[Work required] Locate each line in the records containing "Usage". Copy it.

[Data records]

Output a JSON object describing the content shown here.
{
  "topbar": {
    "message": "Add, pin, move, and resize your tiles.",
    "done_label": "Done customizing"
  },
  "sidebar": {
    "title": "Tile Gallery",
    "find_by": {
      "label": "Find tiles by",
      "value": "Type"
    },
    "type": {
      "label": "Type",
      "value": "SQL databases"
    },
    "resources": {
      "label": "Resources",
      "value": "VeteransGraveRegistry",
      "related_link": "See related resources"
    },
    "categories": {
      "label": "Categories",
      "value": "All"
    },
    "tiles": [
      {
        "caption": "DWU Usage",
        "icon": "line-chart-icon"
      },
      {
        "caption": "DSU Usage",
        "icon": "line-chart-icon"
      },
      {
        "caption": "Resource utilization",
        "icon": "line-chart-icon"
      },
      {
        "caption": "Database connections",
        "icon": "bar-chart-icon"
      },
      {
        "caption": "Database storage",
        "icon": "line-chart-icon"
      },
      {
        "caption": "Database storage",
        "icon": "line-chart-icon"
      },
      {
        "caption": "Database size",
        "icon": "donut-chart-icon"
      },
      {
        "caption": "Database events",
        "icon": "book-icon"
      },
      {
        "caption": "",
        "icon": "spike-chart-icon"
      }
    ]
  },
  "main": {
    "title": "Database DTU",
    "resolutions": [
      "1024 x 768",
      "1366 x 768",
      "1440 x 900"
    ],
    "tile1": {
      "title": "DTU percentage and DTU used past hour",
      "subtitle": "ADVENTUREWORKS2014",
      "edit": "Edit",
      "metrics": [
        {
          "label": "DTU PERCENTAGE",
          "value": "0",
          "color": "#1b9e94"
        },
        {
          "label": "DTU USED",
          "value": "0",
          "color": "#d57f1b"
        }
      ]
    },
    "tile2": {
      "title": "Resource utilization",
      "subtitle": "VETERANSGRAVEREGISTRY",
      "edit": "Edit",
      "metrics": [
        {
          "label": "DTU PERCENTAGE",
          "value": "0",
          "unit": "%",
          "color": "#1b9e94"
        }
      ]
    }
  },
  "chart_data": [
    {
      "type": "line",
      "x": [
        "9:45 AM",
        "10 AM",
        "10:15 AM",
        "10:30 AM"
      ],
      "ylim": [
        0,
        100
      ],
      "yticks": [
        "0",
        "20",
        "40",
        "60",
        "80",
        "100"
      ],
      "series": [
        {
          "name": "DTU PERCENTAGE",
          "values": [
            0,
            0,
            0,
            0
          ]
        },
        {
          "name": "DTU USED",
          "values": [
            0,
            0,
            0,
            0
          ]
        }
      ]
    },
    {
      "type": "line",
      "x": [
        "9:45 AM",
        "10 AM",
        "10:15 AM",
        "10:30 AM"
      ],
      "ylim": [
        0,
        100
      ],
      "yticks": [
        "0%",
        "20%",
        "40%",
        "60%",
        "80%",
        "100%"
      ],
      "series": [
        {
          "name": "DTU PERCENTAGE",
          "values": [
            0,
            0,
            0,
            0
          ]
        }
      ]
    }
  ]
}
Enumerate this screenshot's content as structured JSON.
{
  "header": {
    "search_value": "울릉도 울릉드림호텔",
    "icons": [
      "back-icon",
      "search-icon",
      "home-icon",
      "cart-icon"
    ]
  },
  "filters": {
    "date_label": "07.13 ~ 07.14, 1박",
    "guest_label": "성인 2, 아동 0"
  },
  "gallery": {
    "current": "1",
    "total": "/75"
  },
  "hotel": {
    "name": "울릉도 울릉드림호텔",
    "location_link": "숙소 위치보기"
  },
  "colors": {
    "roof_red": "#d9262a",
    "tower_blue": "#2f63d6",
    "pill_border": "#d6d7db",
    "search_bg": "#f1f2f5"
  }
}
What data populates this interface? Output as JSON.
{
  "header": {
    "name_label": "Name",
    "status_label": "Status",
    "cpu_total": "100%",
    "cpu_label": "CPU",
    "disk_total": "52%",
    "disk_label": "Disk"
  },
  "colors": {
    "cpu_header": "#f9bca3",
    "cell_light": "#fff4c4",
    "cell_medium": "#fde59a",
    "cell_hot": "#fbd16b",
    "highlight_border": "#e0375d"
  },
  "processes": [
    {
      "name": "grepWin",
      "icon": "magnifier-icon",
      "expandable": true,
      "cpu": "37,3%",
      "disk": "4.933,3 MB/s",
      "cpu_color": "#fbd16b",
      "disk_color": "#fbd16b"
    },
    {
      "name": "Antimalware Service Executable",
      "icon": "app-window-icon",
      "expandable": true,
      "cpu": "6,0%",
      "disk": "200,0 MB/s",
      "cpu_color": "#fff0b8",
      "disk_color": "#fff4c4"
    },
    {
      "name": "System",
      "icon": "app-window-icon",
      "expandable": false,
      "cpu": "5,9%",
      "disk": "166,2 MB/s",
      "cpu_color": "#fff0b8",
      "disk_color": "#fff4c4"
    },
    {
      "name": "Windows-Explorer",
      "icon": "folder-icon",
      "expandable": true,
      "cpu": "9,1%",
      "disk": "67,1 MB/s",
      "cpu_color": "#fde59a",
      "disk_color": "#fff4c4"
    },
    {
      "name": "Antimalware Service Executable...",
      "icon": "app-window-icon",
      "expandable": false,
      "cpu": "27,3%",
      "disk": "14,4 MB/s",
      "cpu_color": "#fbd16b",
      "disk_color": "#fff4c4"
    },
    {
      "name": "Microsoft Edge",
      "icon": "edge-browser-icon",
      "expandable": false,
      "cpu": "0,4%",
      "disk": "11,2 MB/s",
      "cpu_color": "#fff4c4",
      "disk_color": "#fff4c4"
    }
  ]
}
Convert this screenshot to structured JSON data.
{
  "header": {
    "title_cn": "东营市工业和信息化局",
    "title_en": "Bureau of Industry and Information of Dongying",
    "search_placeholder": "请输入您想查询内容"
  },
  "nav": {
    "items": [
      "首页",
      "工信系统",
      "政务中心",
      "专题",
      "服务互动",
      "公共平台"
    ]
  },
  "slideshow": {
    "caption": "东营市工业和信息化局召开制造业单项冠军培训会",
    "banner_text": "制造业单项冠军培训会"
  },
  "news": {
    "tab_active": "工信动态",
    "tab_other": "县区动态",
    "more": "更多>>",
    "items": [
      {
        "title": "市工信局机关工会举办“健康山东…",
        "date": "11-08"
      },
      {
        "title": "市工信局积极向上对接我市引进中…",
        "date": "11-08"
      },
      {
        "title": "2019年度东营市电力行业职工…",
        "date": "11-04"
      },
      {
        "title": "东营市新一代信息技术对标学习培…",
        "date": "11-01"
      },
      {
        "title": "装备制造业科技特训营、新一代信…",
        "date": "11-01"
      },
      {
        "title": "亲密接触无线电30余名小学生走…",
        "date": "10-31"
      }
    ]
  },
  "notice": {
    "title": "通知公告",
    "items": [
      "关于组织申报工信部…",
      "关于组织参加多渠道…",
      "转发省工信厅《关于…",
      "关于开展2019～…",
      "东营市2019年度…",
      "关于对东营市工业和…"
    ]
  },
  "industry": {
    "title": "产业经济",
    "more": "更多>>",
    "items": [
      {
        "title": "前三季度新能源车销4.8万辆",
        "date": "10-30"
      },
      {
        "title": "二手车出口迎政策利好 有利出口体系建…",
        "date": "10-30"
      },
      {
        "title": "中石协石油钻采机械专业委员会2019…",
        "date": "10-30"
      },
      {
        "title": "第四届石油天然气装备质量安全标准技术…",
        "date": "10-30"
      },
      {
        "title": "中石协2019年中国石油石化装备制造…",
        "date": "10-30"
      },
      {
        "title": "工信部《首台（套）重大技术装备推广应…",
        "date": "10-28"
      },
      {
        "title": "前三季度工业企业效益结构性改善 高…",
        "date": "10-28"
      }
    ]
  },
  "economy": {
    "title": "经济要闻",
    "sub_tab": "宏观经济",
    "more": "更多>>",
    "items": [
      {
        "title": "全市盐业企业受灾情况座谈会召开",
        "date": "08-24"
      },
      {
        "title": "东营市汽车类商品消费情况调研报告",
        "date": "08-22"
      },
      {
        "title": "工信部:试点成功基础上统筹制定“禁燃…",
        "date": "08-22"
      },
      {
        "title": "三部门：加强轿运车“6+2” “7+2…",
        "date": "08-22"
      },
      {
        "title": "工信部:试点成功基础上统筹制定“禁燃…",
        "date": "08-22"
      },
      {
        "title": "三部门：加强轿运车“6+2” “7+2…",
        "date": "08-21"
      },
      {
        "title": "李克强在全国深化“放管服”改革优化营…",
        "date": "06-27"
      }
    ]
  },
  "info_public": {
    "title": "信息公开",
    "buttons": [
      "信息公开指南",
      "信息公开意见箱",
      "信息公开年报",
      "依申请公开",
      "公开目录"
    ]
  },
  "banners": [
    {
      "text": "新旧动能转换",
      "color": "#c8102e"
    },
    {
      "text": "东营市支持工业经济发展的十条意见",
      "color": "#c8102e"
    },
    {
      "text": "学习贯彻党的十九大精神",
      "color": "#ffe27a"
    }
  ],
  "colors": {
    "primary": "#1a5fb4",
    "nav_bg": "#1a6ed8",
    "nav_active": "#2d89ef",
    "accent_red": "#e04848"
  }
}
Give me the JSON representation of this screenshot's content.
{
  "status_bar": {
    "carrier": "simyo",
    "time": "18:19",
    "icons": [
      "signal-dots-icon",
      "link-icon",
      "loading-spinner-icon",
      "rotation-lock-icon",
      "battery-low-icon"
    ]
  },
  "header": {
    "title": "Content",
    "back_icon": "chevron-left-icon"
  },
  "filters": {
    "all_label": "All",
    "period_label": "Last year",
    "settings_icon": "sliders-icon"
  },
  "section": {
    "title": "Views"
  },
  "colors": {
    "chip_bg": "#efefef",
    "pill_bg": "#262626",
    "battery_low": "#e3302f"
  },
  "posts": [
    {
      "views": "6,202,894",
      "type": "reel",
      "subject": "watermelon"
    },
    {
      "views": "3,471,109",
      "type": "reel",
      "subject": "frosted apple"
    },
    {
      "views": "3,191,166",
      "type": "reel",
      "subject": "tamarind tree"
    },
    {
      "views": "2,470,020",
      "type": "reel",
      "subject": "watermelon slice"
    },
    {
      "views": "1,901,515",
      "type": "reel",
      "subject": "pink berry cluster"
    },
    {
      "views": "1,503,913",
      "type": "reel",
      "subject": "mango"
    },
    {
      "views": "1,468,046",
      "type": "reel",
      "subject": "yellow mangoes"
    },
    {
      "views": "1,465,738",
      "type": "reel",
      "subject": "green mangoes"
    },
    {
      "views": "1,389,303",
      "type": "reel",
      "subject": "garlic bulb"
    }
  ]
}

[Right answer]
        "caption": "DWU Usage",
        "caption": "DSU Usage",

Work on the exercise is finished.